■ EXERCISE DETAILS ■
Type out the data exactly as given. Skip any image.

-- start of ENTRIES SUPPLIED --

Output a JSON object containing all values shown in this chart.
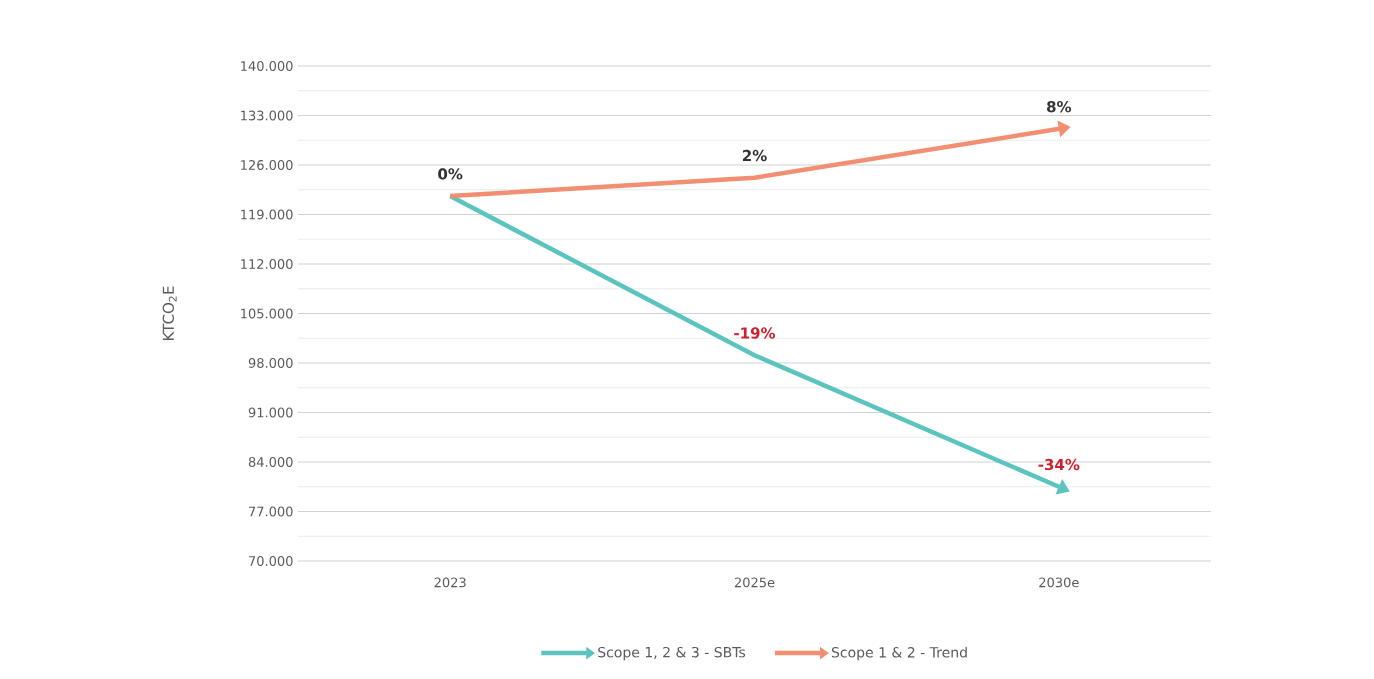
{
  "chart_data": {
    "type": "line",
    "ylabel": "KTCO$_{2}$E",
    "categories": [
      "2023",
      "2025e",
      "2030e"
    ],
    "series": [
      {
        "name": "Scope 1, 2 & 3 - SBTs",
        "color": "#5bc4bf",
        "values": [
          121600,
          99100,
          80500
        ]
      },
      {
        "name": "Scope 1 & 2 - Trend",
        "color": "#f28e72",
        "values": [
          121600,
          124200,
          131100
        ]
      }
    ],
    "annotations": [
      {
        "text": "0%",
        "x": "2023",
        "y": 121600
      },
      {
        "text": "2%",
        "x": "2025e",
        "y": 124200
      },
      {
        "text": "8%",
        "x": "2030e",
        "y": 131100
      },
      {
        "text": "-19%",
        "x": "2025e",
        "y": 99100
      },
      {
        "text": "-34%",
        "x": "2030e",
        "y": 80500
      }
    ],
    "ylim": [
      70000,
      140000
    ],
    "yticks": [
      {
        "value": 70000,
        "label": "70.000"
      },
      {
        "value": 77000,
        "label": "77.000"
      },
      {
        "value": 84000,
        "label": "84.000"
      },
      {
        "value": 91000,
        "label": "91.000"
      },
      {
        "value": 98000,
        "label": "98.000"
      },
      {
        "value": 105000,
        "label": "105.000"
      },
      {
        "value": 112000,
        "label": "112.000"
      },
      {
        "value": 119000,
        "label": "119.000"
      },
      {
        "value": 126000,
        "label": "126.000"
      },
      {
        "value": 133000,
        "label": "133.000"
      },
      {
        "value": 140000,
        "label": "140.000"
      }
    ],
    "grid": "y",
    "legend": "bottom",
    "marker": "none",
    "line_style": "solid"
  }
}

-- end of ENTRIES SUPPLIED --

■ OUTPUT FOR THIS TASK ■
Output a JSON object containing all values shown in this chart.
{
  "chart_data": {
    "type": "line",
    "ylabel": "KTCO$_{2}$E",
    "categories": [
      "2023",
      "2025e",
      "2030e"
    ],
    "series": [
      {
        "name": "Scope 1, 2 & 3 - SBTs",
        "color": "#5bc4bf",
        "values": [
          121600,
          99100,
          80500
        ]
      },
      {
        "name": "Scope 1 & 2 - Trend",
        "color": "#f28e72",
        "values": [
          121600,
          124200,
          131100
        ]
      }
    ],
    "annotations": [
      {
        "text": "0%",
        "x": "2023",
        "y": 121600
      },
      {
        "text": "2%",
        "x": "2025e",
        "y": 124200
      },
      {
        "text": "8%",
        "x": "2030e",
        "y": 131100
      },
      {
        "text": "-19%",
        "x": "2025e",
        "y": 99100
      },
      {
        "text": "-34%",
        "x": "2030e",
        "y": 80500
      }
    ],
    "ylim": [
      70000,
      140000
    ],
    "yticks": [
      {
        "value": 70000,
        "label": "70.000"
      },
      {
        "value": 77000,
        "label": "77.000"
      },
      {
        "value": 84000,
        "label": "84.000"
      },
      {
        "value": 91000,
        "label": "91.000"
      },
      {
        "value": 98000,
        "label": "98.000"
      },
      {
        "value": 105000,
        "label": "105.000"
      },
      {
        "value": 112000,
        "label": "112.000"
      },
      {
        "value": 119000,
        "label": "119.000"
      },
      {
        "value": 126000,
        "label": "126.000"
      },
      {
        "value": 133000,
        "label": "133.000"
      },
      {
        "value": 140000,
        "label": "140.000"
      }
    ],
    "grid": "y",
    "legend": "bottom",
    "marker": "none",
    "line_style": "solid"
  }
}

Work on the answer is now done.